Report each line of the data that has "phoneNumber" somewhere in it.
++++++
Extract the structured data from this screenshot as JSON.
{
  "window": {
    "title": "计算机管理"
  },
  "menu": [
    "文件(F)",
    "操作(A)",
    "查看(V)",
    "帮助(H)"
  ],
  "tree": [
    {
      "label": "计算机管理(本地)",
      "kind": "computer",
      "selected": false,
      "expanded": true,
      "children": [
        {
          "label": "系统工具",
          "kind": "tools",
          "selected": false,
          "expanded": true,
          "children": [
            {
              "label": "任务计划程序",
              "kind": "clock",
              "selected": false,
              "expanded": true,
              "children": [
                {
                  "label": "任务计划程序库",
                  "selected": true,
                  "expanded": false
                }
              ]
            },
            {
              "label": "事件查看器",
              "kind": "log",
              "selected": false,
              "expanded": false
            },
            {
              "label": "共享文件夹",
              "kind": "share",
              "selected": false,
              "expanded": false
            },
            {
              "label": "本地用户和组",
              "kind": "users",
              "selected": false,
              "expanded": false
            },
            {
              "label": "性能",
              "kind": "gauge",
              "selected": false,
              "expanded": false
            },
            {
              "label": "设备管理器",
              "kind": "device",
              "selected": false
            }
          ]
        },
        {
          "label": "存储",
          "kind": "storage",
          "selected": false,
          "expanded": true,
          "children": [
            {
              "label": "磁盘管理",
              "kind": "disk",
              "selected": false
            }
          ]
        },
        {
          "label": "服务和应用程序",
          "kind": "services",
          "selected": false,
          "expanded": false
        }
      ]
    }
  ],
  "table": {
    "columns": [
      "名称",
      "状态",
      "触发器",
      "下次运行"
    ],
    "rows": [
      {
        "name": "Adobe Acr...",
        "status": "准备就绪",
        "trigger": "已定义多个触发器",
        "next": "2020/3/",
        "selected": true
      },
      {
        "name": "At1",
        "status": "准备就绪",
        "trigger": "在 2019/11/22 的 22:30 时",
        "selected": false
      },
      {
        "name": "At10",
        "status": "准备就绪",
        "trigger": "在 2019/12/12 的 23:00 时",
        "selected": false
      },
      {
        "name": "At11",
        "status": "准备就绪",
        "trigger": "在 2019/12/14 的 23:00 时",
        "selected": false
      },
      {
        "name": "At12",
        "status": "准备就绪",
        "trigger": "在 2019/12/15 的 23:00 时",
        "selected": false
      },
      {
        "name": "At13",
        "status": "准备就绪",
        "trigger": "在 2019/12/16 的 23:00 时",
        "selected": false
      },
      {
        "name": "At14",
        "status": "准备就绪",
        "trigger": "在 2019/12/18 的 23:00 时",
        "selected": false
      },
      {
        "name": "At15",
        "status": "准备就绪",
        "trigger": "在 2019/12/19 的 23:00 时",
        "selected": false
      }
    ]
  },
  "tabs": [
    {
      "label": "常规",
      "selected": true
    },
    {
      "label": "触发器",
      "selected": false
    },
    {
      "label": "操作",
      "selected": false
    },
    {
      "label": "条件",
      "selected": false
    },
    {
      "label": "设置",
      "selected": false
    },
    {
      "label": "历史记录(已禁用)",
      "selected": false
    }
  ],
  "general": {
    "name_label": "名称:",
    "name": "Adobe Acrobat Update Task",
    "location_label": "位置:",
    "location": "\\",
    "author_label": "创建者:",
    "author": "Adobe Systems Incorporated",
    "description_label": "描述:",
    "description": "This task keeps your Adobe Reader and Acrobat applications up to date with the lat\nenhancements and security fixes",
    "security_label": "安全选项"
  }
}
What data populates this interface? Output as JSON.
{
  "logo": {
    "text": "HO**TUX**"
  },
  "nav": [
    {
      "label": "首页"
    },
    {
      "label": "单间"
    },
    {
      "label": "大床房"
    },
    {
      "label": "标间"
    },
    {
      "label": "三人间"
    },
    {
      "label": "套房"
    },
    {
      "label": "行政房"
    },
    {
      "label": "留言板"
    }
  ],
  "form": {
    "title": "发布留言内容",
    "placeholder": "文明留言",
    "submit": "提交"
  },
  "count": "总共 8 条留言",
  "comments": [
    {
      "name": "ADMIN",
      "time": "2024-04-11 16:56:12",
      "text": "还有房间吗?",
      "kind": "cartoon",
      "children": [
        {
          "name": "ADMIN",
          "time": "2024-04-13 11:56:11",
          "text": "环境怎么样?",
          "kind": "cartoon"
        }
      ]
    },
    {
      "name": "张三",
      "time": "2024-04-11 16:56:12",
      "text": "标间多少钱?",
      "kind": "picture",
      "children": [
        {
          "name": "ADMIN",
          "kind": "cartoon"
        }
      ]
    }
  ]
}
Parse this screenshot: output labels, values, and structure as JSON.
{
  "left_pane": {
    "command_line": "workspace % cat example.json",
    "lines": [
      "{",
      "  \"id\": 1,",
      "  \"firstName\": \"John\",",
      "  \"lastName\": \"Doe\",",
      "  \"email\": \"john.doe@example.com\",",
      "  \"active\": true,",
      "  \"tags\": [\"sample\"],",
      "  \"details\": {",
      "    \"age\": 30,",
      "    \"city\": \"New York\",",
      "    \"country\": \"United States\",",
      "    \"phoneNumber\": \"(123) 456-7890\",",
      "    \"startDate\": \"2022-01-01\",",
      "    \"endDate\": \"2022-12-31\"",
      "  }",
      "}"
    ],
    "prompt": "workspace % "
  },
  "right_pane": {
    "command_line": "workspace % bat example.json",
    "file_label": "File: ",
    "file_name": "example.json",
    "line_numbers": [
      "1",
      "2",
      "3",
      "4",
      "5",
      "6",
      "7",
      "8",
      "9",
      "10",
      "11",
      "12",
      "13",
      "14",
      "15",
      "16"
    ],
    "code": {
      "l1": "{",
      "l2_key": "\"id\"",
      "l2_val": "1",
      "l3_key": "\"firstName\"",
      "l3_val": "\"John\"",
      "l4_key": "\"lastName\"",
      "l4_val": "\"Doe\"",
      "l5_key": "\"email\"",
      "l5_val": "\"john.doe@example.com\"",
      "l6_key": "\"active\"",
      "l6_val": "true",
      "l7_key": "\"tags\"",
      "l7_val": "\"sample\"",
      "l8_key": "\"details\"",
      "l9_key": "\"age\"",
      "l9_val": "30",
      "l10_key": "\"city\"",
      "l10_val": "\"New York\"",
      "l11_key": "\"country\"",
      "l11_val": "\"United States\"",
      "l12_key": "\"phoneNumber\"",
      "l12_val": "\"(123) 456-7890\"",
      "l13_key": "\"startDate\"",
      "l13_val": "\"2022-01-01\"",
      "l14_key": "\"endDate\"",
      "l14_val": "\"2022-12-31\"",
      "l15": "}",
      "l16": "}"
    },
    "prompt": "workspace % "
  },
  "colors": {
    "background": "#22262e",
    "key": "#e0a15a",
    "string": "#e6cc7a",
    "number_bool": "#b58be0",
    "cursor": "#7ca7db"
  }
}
++++++
▶ **RESULT OF THE EXERCISE**:
      "    \"phoneNumber\": \"(123) 456-7890\",",
      "l12_key": "\"phoneNumber\"",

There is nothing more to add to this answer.